(Record extracts):
----
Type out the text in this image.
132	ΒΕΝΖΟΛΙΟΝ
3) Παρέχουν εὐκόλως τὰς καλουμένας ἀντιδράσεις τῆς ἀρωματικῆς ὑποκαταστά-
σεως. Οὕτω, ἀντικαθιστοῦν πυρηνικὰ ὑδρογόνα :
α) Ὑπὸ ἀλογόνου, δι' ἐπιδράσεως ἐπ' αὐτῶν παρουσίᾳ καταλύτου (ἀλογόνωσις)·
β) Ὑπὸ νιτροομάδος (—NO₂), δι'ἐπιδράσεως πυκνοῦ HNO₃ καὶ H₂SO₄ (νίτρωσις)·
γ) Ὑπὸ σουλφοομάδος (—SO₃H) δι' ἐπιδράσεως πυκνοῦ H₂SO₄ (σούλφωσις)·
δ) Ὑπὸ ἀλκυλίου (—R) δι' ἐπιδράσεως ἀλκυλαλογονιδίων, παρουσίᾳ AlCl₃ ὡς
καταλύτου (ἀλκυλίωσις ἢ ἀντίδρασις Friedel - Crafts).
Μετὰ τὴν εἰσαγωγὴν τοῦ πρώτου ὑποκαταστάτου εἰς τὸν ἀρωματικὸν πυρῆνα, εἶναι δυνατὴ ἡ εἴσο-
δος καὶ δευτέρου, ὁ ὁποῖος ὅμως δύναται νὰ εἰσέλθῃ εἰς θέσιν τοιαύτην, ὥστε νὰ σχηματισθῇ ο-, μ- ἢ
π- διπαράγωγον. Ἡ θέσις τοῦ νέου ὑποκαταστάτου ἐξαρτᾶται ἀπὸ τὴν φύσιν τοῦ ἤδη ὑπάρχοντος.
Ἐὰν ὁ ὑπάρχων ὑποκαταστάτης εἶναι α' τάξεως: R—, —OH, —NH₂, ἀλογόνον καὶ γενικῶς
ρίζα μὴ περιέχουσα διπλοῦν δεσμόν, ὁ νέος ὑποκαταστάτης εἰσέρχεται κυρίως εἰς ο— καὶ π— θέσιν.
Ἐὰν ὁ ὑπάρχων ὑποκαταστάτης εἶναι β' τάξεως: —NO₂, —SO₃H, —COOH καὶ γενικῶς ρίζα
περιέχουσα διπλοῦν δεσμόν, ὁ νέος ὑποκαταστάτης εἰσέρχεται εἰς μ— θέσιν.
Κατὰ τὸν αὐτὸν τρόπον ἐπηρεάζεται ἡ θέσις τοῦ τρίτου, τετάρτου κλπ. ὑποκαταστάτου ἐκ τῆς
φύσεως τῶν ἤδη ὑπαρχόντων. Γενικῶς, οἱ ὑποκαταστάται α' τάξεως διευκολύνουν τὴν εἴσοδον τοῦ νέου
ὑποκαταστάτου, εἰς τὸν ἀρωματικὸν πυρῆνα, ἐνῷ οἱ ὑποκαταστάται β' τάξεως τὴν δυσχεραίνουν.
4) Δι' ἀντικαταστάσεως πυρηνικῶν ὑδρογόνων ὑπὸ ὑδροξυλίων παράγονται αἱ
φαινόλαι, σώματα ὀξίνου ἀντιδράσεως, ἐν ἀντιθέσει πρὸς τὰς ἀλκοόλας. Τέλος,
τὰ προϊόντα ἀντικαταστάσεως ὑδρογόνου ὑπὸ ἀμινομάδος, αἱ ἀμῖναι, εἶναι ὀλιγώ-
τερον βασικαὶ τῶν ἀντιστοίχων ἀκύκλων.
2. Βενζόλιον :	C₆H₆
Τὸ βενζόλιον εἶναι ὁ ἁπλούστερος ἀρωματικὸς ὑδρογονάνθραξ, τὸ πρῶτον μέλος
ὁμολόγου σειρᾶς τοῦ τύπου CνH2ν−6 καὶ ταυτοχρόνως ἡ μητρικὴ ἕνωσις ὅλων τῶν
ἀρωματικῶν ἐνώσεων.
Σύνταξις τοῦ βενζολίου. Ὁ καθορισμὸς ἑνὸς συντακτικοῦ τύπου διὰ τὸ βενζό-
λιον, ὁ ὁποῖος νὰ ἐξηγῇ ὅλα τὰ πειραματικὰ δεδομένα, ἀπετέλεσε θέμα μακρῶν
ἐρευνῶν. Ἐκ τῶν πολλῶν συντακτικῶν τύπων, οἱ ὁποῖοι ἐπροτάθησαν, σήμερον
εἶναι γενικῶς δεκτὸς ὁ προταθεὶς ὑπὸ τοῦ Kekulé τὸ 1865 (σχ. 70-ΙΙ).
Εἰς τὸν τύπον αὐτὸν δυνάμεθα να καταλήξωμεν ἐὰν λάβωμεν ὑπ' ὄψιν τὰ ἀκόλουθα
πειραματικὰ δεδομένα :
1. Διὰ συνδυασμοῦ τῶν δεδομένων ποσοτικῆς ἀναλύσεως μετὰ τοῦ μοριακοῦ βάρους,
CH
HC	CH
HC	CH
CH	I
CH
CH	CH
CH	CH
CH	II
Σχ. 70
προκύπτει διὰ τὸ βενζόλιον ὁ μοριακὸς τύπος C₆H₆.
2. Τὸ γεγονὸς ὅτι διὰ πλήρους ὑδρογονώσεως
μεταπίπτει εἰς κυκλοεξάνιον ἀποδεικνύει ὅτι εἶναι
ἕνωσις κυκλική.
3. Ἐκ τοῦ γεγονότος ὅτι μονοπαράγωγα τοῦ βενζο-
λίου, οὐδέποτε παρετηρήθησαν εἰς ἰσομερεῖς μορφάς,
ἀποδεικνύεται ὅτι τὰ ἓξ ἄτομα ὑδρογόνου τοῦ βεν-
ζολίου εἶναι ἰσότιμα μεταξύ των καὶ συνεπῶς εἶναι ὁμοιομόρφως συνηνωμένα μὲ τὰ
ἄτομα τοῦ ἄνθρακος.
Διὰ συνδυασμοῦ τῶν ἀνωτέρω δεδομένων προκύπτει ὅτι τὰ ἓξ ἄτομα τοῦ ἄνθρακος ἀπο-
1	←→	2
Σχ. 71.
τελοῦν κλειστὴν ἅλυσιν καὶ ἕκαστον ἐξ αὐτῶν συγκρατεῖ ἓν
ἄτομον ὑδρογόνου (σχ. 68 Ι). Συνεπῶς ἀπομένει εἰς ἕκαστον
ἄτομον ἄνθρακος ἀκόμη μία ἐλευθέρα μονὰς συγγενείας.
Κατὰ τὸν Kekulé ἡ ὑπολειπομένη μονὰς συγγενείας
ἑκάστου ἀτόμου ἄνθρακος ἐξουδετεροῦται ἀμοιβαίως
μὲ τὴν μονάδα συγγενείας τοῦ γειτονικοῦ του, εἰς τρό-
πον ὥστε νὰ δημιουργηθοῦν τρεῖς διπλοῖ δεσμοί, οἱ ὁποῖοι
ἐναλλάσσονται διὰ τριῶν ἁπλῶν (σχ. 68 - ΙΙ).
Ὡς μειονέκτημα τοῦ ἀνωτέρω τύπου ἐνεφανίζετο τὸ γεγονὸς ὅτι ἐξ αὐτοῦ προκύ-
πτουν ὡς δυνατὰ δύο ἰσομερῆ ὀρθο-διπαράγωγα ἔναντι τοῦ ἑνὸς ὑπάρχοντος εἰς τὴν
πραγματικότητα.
----
Pull out every line in the material above where "ρίζα" occurs.

ρίζα μὴ περιέχουσα διπλοῦν δεσμόν, ὁ νέος ὑποκαταστάτης εἰσέρχεται κυρίως εἰς ο— καὶ π— θέσιν.
Ἐὰν ὁ ὑπάρχων ὑποκαταστάτης εἶναι β' τάξεως: —NO₂, —SO₃H, —COOH καὶ γενικῶς ρίζα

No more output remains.